§ Source records:
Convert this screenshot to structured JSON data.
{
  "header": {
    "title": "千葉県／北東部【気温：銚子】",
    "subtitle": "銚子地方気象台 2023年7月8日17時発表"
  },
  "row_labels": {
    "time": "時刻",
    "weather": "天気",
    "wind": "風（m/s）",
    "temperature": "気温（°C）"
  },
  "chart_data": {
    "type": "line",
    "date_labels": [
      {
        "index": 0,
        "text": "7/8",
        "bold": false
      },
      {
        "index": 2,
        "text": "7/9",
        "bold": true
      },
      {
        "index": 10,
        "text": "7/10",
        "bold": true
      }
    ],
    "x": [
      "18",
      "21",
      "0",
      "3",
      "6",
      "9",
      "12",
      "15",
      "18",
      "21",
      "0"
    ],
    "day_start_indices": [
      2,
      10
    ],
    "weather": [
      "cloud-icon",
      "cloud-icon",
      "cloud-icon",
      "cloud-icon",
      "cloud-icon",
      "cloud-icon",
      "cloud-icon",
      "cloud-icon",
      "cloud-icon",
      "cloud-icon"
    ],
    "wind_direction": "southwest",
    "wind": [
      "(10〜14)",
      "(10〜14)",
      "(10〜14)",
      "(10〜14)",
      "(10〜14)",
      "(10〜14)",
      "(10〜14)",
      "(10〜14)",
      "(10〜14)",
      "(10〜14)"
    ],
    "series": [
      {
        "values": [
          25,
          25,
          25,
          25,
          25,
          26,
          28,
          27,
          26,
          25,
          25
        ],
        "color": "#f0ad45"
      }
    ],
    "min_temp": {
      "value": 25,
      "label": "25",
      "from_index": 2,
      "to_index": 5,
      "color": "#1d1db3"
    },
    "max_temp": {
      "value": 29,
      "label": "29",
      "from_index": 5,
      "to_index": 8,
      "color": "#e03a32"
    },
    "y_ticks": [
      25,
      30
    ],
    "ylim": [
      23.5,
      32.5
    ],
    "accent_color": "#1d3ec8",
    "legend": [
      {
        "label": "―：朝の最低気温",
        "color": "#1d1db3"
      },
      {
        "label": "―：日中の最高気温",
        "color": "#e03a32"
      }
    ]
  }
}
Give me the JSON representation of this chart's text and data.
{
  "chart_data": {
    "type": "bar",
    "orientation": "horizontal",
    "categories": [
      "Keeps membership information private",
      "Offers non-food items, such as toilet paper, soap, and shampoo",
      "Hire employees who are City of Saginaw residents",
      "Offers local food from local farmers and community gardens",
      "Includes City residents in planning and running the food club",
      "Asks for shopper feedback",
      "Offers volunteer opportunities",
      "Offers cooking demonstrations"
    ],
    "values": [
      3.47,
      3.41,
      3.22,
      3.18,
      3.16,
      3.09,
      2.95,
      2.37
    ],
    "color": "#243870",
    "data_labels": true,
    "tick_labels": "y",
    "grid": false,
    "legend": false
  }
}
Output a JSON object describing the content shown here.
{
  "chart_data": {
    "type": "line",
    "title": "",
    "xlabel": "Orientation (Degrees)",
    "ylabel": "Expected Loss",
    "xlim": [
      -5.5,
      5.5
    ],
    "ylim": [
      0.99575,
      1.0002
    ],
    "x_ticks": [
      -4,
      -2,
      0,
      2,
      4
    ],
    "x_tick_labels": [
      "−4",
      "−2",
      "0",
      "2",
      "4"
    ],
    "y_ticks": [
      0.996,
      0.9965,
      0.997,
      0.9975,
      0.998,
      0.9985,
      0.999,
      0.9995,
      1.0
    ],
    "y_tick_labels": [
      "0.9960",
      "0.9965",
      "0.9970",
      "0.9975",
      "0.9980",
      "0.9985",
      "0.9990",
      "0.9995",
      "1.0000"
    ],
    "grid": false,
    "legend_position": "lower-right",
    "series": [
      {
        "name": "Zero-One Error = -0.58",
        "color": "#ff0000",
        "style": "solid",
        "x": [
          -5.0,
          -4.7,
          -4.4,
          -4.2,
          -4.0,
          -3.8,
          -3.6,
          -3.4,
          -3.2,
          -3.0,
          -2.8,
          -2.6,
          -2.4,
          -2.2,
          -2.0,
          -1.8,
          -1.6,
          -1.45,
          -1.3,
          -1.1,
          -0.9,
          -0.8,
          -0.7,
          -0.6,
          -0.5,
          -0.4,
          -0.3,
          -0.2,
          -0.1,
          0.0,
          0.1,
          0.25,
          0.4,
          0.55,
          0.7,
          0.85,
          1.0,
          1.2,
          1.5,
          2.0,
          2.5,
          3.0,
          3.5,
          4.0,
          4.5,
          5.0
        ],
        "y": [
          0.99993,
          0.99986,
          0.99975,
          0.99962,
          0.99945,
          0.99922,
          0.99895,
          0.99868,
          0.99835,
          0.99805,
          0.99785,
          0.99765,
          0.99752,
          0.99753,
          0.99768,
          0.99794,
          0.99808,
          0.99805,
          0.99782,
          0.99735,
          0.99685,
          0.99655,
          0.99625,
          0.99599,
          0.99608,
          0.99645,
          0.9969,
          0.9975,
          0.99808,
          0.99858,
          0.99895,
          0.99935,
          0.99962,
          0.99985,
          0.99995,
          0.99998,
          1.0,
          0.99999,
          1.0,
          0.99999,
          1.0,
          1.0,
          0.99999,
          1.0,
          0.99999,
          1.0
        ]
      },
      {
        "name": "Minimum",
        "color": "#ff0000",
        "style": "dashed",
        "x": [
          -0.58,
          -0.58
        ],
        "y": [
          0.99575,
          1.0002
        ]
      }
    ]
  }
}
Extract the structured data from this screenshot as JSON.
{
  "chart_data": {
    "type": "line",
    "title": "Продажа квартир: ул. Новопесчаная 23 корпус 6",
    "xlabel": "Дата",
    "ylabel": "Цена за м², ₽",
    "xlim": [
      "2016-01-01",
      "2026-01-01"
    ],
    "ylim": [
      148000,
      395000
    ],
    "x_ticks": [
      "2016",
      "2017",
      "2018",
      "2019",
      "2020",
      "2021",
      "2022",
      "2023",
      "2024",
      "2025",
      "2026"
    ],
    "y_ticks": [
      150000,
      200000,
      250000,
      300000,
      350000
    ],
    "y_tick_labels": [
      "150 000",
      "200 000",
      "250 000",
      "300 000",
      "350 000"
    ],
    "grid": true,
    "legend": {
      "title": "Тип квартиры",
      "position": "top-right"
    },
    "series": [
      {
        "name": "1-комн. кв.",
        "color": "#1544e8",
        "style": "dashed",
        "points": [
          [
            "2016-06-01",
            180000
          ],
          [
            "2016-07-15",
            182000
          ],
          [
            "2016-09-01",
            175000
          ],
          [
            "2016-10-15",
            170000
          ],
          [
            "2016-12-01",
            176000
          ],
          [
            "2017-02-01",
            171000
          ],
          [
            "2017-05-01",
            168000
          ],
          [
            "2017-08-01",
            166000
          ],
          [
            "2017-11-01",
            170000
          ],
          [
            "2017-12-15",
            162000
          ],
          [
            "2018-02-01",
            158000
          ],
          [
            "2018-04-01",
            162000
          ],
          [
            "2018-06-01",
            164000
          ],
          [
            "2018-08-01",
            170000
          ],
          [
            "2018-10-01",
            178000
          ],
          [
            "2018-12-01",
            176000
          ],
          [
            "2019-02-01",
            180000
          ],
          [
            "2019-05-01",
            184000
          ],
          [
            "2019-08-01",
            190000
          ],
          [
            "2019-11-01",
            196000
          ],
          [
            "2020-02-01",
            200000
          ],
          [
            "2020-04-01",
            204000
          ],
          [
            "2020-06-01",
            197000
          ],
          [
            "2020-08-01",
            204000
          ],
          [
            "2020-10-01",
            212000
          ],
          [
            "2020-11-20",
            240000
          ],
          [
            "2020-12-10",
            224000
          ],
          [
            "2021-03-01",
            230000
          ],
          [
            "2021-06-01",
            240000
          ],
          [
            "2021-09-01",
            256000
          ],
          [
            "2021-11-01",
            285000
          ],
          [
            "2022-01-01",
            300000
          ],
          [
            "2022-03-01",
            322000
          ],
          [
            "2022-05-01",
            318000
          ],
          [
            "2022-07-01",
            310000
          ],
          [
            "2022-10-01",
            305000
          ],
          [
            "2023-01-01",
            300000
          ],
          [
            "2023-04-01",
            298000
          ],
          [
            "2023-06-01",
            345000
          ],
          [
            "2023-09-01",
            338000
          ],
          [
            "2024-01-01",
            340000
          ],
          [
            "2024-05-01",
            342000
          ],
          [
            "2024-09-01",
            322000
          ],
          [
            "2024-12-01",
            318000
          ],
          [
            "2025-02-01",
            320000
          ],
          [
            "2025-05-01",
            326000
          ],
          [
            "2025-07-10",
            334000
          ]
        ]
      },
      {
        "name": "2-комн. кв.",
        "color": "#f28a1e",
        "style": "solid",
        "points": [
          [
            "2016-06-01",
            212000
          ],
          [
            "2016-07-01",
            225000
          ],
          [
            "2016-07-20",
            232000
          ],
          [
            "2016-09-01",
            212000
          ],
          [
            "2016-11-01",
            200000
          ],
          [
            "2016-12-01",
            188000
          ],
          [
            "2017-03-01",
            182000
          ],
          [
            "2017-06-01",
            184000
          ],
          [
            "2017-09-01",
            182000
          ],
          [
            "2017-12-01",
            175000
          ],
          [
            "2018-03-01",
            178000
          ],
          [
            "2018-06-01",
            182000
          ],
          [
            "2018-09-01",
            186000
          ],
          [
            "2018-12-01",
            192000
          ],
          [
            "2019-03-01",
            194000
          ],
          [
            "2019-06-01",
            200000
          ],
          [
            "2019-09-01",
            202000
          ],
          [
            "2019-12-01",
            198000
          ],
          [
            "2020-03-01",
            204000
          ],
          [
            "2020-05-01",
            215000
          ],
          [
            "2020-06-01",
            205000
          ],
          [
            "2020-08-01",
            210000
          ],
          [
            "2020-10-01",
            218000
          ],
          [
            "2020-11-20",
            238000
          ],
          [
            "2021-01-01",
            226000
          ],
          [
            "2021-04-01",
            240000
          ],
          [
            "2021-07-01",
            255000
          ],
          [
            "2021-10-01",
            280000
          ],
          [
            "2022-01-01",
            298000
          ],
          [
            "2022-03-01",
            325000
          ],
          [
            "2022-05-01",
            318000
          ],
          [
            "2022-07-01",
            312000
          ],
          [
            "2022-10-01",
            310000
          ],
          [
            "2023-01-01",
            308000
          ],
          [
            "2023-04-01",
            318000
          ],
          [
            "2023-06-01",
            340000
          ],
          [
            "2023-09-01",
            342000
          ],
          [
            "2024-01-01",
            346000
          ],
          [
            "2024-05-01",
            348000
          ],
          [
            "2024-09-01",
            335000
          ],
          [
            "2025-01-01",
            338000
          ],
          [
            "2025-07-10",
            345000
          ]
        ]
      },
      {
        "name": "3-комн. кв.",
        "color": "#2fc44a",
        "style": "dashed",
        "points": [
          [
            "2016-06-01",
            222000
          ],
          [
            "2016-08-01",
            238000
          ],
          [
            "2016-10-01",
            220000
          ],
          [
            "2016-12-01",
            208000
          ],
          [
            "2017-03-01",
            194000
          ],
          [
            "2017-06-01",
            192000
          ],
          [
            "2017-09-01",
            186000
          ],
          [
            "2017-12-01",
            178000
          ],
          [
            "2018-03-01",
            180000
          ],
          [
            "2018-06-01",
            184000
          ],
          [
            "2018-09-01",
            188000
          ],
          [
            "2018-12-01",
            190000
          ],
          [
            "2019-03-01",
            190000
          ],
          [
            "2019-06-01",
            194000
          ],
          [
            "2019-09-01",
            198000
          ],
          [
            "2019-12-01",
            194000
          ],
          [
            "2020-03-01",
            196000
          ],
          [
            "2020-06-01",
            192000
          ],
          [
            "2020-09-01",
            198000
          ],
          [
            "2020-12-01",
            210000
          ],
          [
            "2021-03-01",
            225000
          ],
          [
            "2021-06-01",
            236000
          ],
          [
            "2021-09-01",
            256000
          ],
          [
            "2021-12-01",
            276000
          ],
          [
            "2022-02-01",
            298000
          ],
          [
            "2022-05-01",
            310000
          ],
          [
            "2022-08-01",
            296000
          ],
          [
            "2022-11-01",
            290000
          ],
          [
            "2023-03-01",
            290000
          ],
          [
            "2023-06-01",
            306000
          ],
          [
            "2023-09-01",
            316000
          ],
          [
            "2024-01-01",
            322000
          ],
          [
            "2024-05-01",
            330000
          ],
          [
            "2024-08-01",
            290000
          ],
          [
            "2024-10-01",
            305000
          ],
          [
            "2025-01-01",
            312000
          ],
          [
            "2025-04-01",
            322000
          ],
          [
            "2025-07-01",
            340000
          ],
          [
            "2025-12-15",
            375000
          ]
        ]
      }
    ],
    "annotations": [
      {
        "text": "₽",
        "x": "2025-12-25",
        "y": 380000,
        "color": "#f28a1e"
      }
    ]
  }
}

§ Task requirements:
Return the lines of the records that include the string "structured".

§ Response:
Convert this screenshot to structured JSON data.
Extract the structured data from this screenshot as JSON.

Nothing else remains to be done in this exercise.